**SHORT PROBLEM:** In the thread about the bolt dropped in the elevator, transcribe the stretch from "At the time" through "for the future.".

**PROVIDED PASSAGE:**
______

At the point at which the bolt is dropped, its speed is equal to the speed of the elevator. It begins to accelerate at -9.81 m/s downward, but the elevator is accelerating 1.2 m/s upward. The bolt's acceleration relative to the elevator is 9.81 m/s - 1.2 m/s = 8.61 m/s. It must travel 2.7 m. $\Delta X = (1/2) (a t ^{2})$It follows that $t = \sqrt{\Delta X 2 / (2A)}$I think you can figure it out from there.

4. anonymous

tnx a lot !!

5. anonymous

@LunaEques Well done but please Check ur unit for acceleration it is m/s^2 and not m/s

6. anonymous

At the time of drop, acceleration of bolt w.r.t. car is (-10+ (-1.2)) and ... and the displacement( final position- initial position) is -2.7...since we are taking everthing with respect to the elevator... so the initial velocity of the bolt wrt elevator would be zero..please note that the quantities along the positive X and Y axis are taken to be + and those along the - X and Y axis are taken to be negative... so the Third equation of motion will give you: so the equation is 0 - 2.7= 0.5 X (-11.2) X t X t... which gives you t= 0.69 seconds which is close enuf to the option b..

7. anonymous

Basically you need to decide whether you think the elevator being accelerated up towards the bolt will effectively increase or decrease the bolt's acceleration. The short answer is it will effectively increase, but you need to try and picture this intuitively for the future.

8. anonymous

thank u ol.. :)

______

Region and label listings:
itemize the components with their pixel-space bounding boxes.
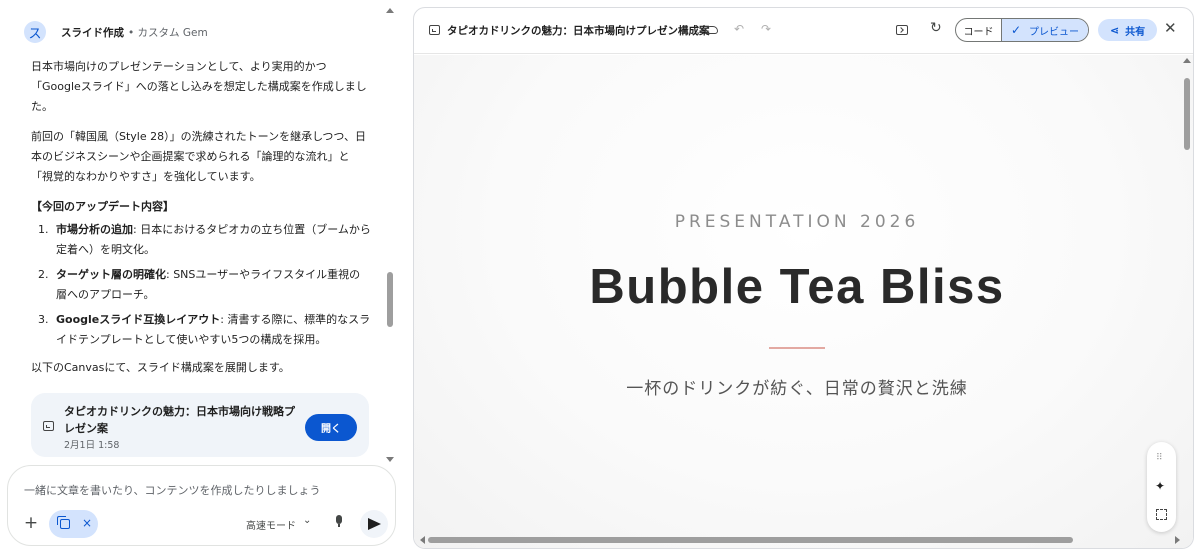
select-area-icon[interactable] <box>1156 509 1167 520</box>
slide-kicker: PRESENTATION 2026 <box>674 212 920 232</box>
list-item: 3. Googleスライド互換レイアウト: 清書する際に、標準的なスライドテンプレ… <box>31 310 371 350</box>
close-icon[interactable]: ✕ <box>1164 19 1177 37</box>
chip-close-icon[interactable]: × <box>82 516 92 530</box>
list-number: 3. <box>38 313 49 326</box>
gem-name: スライド作成 <box>61 26 124 39</box>
sparkle-icon[interactable]: ✦ <box>1155 479 1165 493</box>
canvas-icon <box>57 516 70 529</box>
document-icon <box>43 421 54 431</box>
open-button[interactable]: 開く <box>305 414 357 441</box>
share-label: 共有 <box>1125 26 1146 38</box>
microphone-icon[interactable] <box>335 515 343 527</box>
code-preview-toggle: コード ✓ プレビュー <box>955 18 1089 42</box>
add-button[interactable]: + <box>22 514 40 532</box>
redo-icon[interactable]: ↷ <box>761 22 771 36</box>
scroll-up-icon[interactable] <box>386 8 394 13</box>
assistant-message: 日本市場向けのプレゼンテーションとして、より実用的かつ「Googleスライド」へ… <box>31 57 371 388</box>
chat-scrollbar[interactable] <box>386 8 394 462</box>
message-closing: 以下のCanvasにて、スライド構成案を展開します。 <box>31 361 290 374</box>
refresh-icon[interactable]: ↻ <box>930 20 942 36</box>
send-button[interactable] <box>360 510 388 538</box>
doc-card-title: タピオカドリンクの魅力：日本市場向け戦略プレゼン案 <box>64 405 295 435</box>
message-paragraph: 前回の「韓国風（Style 28）」の洗練されたトーンを継承しつつ、日本のビジネ… <box>31 130 366 183</box>
scroll-up-icon[interactable] <box>1183 58 1191 63</box>
update-list: 1. 市場分析の追加: 日本におけるタピオカの立ち位置（ブームから定着へ）を明文化… <box>31 220 371 350</box>
slide-title: Bubble Tea Bliss <box>589 260 1005 314</box>
chat-panel: ス スライド作成 • カスタム Gem 日本市場向けのプレゼンテーションとして、… <box>0 0 404 552</box>
list-item-heading: ターゲット層の明確化 <box>56 268 166 281</box>
canvas-vertical-scrollbar[interactable] <box>1183 58 1191 538</box>
list-item-heading: 市場分析の追加 <box>56 223 133 236</box>
code-tab[interactable]: コード <box>956 19 1002 41</box>
chevron-down-icon[interactable]: ⌄ <box>303 515 311 526</box>
slide-preview: PRESENTATION 2026 Bubble Tea Bliss 一杯のドリ… <box>414 55 1193 548</box>
preview-tab-label: プレビュー <box>1029 26 1080 38</box>
list-item: 1. 市場分析の追加: 日本におけるタピオカの立ち位置（ブームから定着へ）を明文化… <box>31 220 371 260</box>
list-number: 2. <box>38 268 49 281</box>
gem-subtitle: • カスタム Gem <box>128 26 208 39</box>
message-paragraph: 日本市場向けのプレゼンテーションとして、より実用的かつ「Googleスライド」へ… <box>31 60 367 113</box>
prompt-input-box[interactable]: 一緒に文章を書いたり、コンテンツを作成したりしましょう + × 高速モード ⌄ <box>7 465 396 546</box>
slide-divider <box>769 347 825 349</box>
share-button[interactable]: ⋖ 共有 <box>1098 19 1157 41</box>
list-number: 1. <box>38 223 49 236</box>
console-icon[interactable] <box>896 25 908 35</box>
preview-tab[interactable]: ✓ プレビュー <box>1002 19 1088 41</box>
gem-header: ス スライド作成 • カスタム Gem <box>24 20 208 44</box>
check-icon: ✓ <box>1010 23 1022 37</box>
scroll-left-icon[interactable] <box>420 536 425 544</box>
scroll-thumb[interactable] <box>428 537 1073 543</box>
share-icon: ⋖ <box>1109 23 1120 37</box>
document-icon <box>429 25 440 35</box>
prompt-input[interactable]: 一緒に文章を書いたり、コンテンツを作成したりしましょう <box>24 482 321 498</box>
list-item-heading: Googleスライド互換レイアウト <box>56 313 221 326</box>
canvas-panel: タピオカドリンクの魅力：日本市場向けプレゼン構成案 ↶ ↷ ↻ コード ✓ プレ… <box>413 7 1194 549</box>
canvas-title: タピオカドリンクの魅力：日本市場向けプレゼン構成案 <box>447 25 710 37</box>
doc-card-date: 2月1日 1:58 <box>64 440 120 451</box>
canvas-horizontal-scrollbar[interactable] <box>420 536 1180 544</box>
canvas-toolbar: タピオカドリンクの魅力：日本市場向けプレゼン構成案 ↶ ↷ ↻ コード ✓ プレ… <box>414 8 1193 54</box>
scroll-right-icon[interactable] <box>1175 536 1180 544</box>
gem-avatar[interactable]: ス <box>24 21 46 43</box>
scroll-thumb[interactable] <box>387 272 393 327</box>
mode-selector[interactable]: 高速モード <box>246 517 296 532</box>
canvas-tool-chip[interactable]: × <box>49 510 98 538</box>
section-title: 【今回のアップデート内容】 <box>31 200 174 213</box>
undo-icon[interactable]: ↶ <box>734 22 744 36</box>
floating-toolbar: ⠿ ✦ <box>1147 442 1176 532</box>
scroll-down-icon[interactable] <box>386 457 394 462</box>
list-item: 2. ターゲット層の明確化: SNSユーザーやライフスタイル重視の層へのアプローチ… <box>31 265 371 305</box>
slide-subtitle: 一杯のドリンクが紡ぐ、日常の贅沢と洗練 <box>626 379 968 399</box>
drag-handle-icon[interactable]: ⠿ <box>1156 453 1163 463</box>
canvas-doc-card[interactable]: タピオカドリンクの魅力：日本市場向け戦略プレゼン案 2月1日 1:58 開く <box>31 393 369 457</box>
scroll-thumb[interactable] <box>1184 78 1190 150</box>
send-icon <box>368 518 381 530</box>
cloud-save-icon[interactable] <box>705 26 718 34</box>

______

**EXERCISE RESPONSE:**
At the time of drop, acceleration of bolt w.r.t. car is (-10+ (-1.2)) and ... and the displacement( final position- initial position) is -2.7...since we are taking everthing with respect to the elevator... so the initial velocity of the bolt wrt elevator would be zero..please note that the quantities along the positive X and Y axis are taken to be + and those along the - X and Y axis are taken to be negative... so the Third equation of motion will give you: so the equation is 0 - 2.7= 0.5 X (-11.2) X t X t... which gives you t= 0.69 seconds which is close enuf to the option b..

7. anonymous

Basically you need to decide whether you think the elevator being accelerated up towards the bolt will effectively increase or decrease the bolt's acceleration. The short answer is it will effectively increase, but you need to try and picture this intuitively for the future.